#### Your objective
Return the whole listing, keeping every character the same.

#### Given information

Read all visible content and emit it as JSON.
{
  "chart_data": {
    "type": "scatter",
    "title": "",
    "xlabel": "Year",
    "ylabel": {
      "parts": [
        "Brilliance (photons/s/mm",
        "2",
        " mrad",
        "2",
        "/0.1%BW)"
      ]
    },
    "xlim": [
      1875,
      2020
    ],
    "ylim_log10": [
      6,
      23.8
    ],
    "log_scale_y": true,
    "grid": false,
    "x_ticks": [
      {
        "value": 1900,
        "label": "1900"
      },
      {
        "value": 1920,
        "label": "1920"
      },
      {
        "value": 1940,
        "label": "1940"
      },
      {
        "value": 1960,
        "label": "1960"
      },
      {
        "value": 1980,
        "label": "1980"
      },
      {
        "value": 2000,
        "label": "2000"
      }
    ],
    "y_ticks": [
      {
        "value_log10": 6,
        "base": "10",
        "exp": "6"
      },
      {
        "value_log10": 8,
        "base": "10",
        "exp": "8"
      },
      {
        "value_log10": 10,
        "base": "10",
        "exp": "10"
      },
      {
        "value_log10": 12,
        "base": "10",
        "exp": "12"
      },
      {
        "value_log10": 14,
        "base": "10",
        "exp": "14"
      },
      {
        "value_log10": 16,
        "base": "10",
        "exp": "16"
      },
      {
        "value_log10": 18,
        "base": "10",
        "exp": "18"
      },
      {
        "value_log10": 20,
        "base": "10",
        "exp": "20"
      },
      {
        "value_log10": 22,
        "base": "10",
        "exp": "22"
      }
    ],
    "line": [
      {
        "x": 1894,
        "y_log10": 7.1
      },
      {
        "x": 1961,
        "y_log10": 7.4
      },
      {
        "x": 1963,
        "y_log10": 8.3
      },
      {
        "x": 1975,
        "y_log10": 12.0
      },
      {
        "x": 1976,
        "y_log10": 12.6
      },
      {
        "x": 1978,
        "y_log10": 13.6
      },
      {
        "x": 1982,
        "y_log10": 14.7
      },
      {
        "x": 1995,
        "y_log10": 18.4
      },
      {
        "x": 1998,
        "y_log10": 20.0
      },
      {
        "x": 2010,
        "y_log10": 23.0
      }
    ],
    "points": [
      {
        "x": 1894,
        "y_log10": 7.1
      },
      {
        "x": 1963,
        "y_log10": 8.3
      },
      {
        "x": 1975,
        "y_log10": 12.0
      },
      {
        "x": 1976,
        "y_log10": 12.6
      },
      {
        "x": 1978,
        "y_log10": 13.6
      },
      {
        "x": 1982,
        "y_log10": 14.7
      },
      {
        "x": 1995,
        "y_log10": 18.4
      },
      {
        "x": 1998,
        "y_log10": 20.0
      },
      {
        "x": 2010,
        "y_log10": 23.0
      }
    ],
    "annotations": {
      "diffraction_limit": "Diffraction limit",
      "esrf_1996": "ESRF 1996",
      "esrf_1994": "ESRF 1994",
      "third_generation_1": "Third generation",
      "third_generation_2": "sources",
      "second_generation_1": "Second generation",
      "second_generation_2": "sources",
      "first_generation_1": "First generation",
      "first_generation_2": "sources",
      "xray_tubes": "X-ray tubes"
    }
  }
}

#### Response
Read all visible content and emit it as JSON.
{
  "chart_data": {
    "type": "scatter",
    "title": "",
    "xlabel": "Year",
    "ylabel": {
      "parts": [
        "Brilliance (photons/s/mm",
        "2",
        " mrad",
        "2",
        "/0.1%BW)"
      ]
    },
    "xlim": [
      1875,
      2020
    ],
    "ylim_log10": [
      6,
      23.8
    ],
    "log_scale_y": true,
    "grid": false,
    "x_ticks": [
      {
        "value": 1900,
        "label": "1900"
      },
      {
        "value": 1920,
        "label": "1920"
      },
      {
        "value": 1940,
        "label": "1940"
      },
      {
        "value": 1960,
        "label": "1960"
      },
      {
        "value": 1980,
        "label": "1980"
      },
      {
        "value": 2000,
        "label": "2000"
      }
    ],
    "y_ticks": [
      {
        "value_log10": 6,
        "base": "10",
        "exp": "6"
      },
      {
        "value_log10": 8,
        "base": "10",
        "exp": "8"
      },
      {
        "value_log10": 10,
        "base": "10",
        "exp": "10"
      },
      {
        "value_log10": 12,
        "base": "10",
        "exp": "12"
      },
      {
        "value_log10": 14,
        "base": "10",
        "exp": "14"
      },
      {
        "value_log10": 16,
        "base": "10",
        "exp": "16"
      },
      {
        "value_log10": 18,
        "base": "10",
        "exp": "18"
      },
      {
        "value_log10": 20,
        "base": "10",
        "exp": "20"
      },
      {
        "value_log10": 22,
        "base": "10",
        "exp": "22"
      }
    ],
    "line": [
      {
        "x": 1894,
        "y_log10": 7.1
      },
      {
        "x": 1961,
        "y_log10": 7.4
      },
      {
        "x": 1963,
        "y_log10": 8.3
      },
      {
        "x": 1975,
        "y_log10": 12.0
      },
      {
        "x": 1976,
        "y_log10": 12.6
      },
      {
        "x": 1978,
        "y_log10": 13.6
      },
      {
        "x": 1982,
        "y_log10": 14.7
      },
      {
        "x": 1995,
        "y_log10": 18.4
      },
      {
        "x": 1998,
        "y_log10": 20.0
      },
      {
        "x": 2010,
        "y_log10": 23.0
      }
    ],
    "points": [
      {
        "x": 1894,
        "y_log10": 7.1
      },
      {
        "x": 1963,
        "y_log10": 8.3
      },
      {
        "x": 1975,
        "y_log10": 12.0
      },
      {
        "x": 1976,
        "y_log10": 12.6
      },
      {
        "x": 1978,
        "y_log10": 13.6
      },
      {
        "x": 1982,
        "y_log10": 14.7
      },
      {
        "x": 1995,
        "y_log10": 18.4
      },
      {
        "x": 1998,
        "y_log10": 20.0
      },
      {
        "x": 2010,
        "y_log10": 23.0
      }
    ],
    "annotations": {
      "diffraction_limit": "Diffraction limit",
      "esrf_1996": "ESRF 1996",
      "esrf_1994": "ESRF 1994",
      "third_generation_1": "Third generation",
      "third_generation_2": "sources",
      "second_generation_1": "Second generation",
      "second_generation_2": "sources",
      "first_generation_1": "First generation",
      "first_generation_2": "sources",
      "xray_tubes": "X-ray tubes"
    }
  }
}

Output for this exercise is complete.